— Goal —
Pick every line from the data that holds the word "image".

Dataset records
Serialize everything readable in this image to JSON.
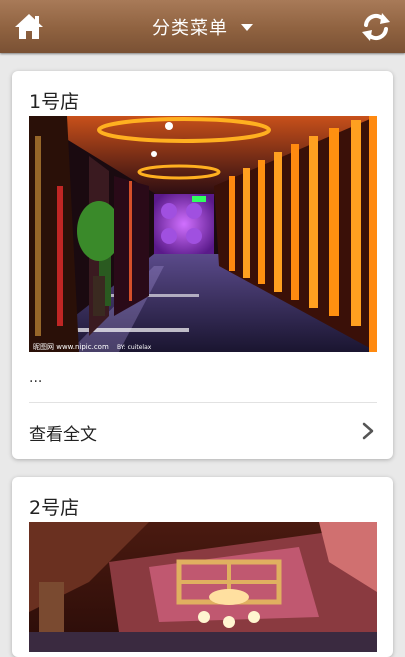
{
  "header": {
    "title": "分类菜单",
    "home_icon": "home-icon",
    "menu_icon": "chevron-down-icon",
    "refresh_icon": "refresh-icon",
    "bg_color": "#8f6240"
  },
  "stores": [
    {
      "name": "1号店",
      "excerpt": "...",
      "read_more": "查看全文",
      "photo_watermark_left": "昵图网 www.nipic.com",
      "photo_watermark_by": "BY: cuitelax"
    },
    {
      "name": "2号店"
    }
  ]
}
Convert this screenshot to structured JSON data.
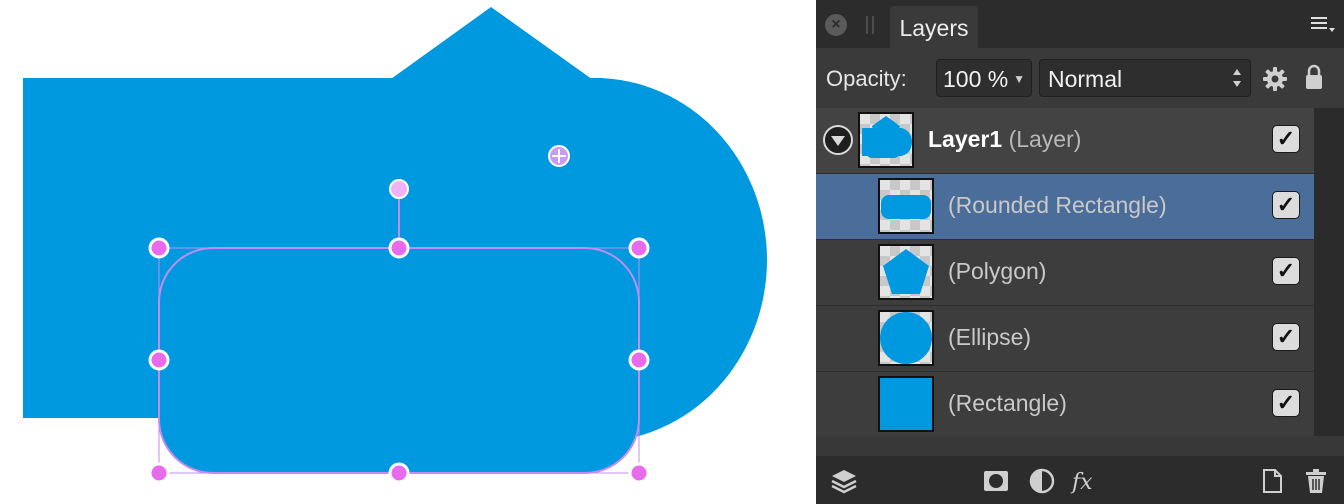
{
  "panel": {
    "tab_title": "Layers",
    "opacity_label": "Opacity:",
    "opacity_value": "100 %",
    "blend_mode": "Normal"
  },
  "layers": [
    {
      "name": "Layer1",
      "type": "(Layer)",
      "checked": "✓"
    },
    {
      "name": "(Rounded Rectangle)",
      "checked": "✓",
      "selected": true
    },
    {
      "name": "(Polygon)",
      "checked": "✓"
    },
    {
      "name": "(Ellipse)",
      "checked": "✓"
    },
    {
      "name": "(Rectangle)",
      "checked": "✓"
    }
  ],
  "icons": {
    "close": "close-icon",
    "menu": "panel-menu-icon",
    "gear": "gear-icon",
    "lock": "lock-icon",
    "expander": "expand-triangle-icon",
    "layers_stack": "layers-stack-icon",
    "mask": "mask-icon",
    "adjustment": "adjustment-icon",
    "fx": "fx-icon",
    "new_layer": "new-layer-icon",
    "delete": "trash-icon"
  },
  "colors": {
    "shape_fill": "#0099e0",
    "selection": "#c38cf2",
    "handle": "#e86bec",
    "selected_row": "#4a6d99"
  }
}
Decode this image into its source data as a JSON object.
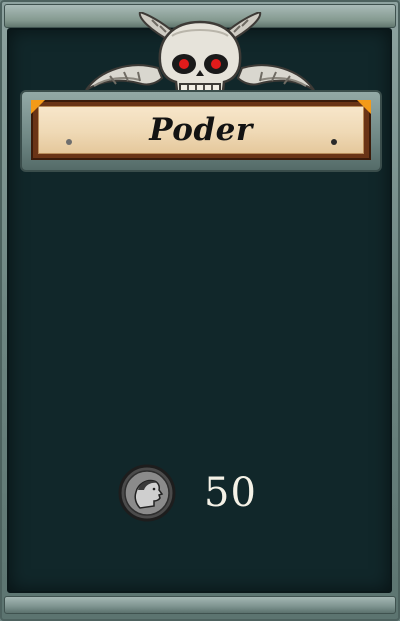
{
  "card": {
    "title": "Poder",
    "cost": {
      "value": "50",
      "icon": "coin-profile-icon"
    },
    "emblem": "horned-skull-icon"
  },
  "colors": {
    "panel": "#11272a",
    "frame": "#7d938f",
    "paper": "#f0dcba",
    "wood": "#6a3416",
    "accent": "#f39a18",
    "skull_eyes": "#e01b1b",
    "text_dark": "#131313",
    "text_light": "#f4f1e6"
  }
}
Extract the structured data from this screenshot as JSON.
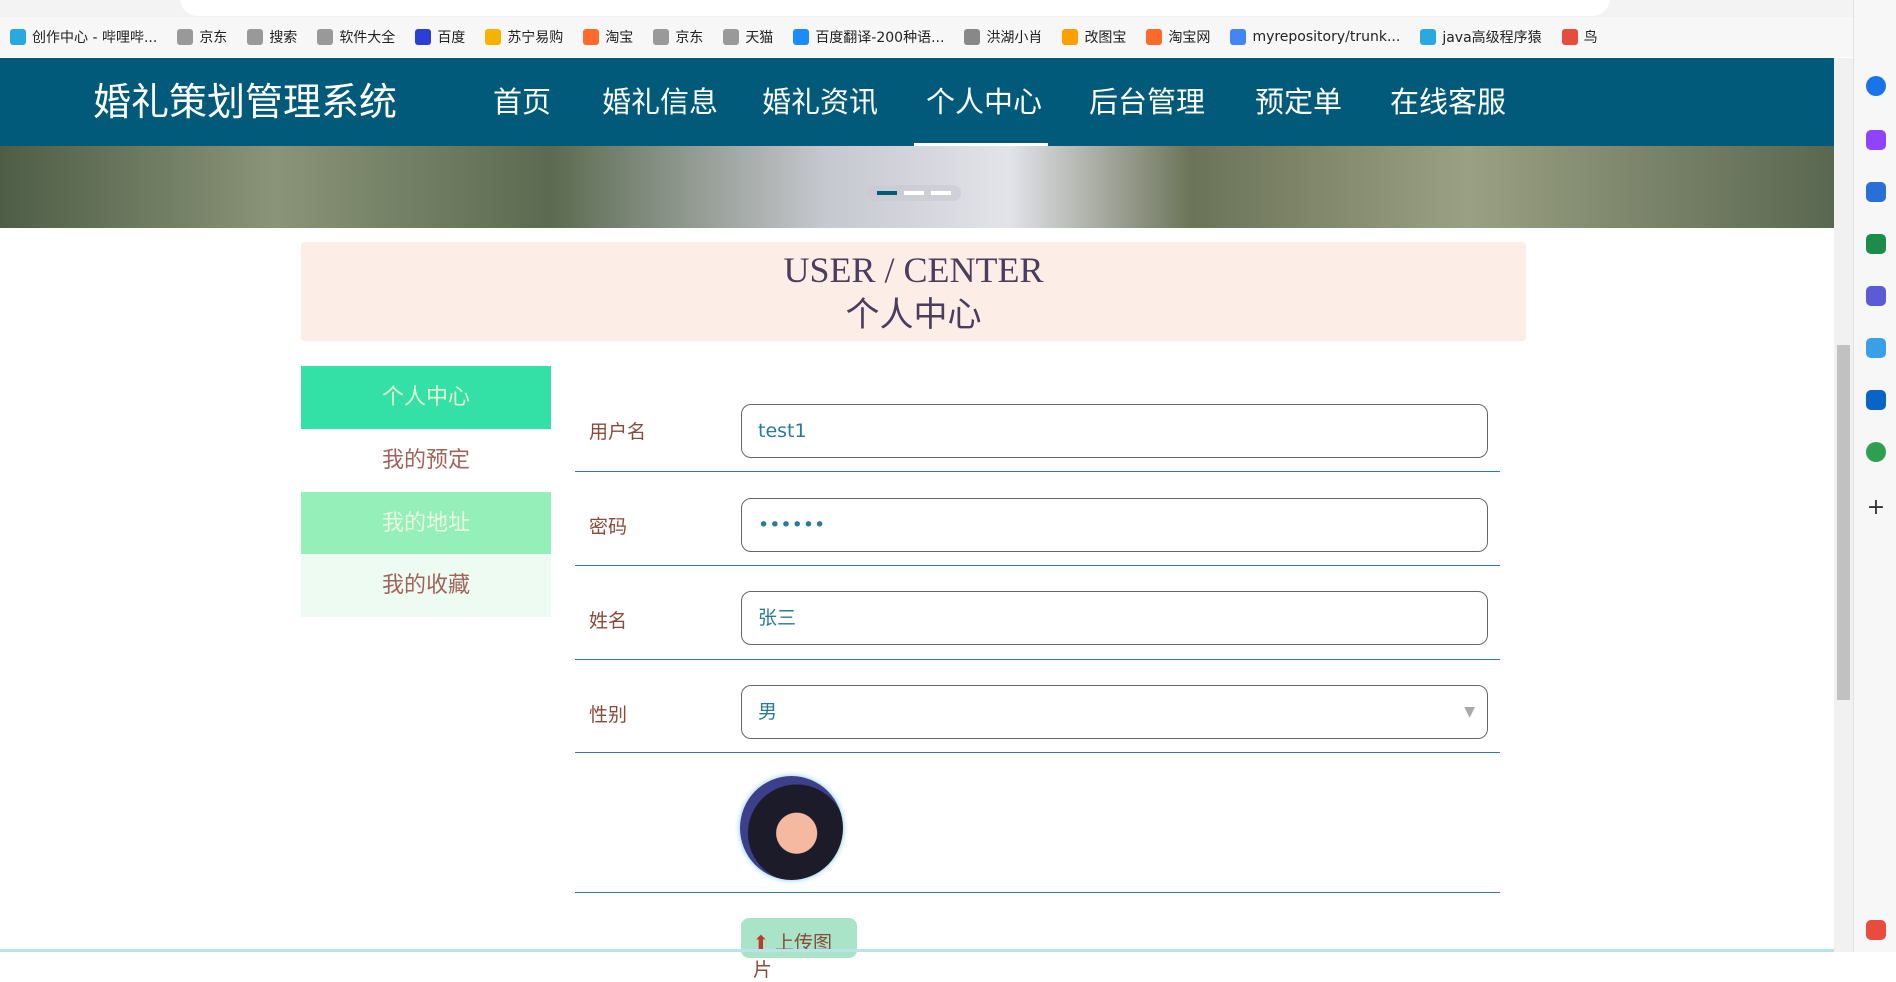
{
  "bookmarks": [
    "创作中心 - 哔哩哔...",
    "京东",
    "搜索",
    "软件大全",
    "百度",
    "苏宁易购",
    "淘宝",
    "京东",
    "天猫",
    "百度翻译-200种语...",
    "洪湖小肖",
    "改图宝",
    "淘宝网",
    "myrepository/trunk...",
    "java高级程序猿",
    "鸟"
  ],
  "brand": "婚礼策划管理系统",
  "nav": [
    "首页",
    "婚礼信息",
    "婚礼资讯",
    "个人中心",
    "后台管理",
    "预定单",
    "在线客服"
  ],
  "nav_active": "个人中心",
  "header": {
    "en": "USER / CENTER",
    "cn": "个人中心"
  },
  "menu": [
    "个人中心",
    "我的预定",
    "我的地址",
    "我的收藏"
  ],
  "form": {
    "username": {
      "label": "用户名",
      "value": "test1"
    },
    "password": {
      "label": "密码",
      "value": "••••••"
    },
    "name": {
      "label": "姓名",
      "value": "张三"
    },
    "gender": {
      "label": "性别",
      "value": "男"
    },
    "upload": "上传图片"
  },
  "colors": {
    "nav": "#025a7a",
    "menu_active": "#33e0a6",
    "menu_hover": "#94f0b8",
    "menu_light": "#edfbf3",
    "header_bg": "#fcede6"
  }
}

--

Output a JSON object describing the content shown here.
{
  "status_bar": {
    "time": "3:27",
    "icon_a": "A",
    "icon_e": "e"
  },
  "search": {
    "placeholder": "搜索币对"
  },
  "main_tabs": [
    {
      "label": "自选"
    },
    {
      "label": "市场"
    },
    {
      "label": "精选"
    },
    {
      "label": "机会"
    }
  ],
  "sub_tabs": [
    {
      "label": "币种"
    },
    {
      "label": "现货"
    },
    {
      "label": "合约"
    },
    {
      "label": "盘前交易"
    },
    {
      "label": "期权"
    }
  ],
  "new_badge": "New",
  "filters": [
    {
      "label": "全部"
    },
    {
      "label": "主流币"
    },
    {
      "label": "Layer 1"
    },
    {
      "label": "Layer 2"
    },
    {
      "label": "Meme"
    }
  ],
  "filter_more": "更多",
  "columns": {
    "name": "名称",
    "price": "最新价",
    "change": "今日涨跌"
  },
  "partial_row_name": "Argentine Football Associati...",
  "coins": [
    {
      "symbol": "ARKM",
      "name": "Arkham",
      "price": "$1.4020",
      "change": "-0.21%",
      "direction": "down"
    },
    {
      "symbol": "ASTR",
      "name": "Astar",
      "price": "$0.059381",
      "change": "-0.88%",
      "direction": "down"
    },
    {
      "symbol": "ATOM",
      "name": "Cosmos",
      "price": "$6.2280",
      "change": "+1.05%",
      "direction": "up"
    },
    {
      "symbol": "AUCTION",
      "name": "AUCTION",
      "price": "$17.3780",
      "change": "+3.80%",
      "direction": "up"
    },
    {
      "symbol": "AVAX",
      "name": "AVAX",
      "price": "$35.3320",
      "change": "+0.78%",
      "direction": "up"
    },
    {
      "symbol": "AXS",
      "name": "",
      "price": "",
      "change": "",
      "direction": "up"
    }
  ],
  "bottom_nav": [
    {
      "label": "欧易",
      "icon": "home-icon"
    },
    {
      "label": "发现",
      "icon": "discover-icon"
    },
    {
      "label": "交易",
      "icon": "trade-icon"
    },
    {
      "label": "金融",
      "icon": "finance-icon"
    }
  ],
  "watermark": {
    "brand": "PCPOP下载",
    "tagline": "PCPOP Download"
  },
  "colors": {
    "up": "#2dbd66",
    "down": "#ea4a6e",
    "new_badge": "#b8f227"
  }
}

— Complete response —
Serialize everything readable in this image to JSON.
Decode this image into its source data as a JSON object.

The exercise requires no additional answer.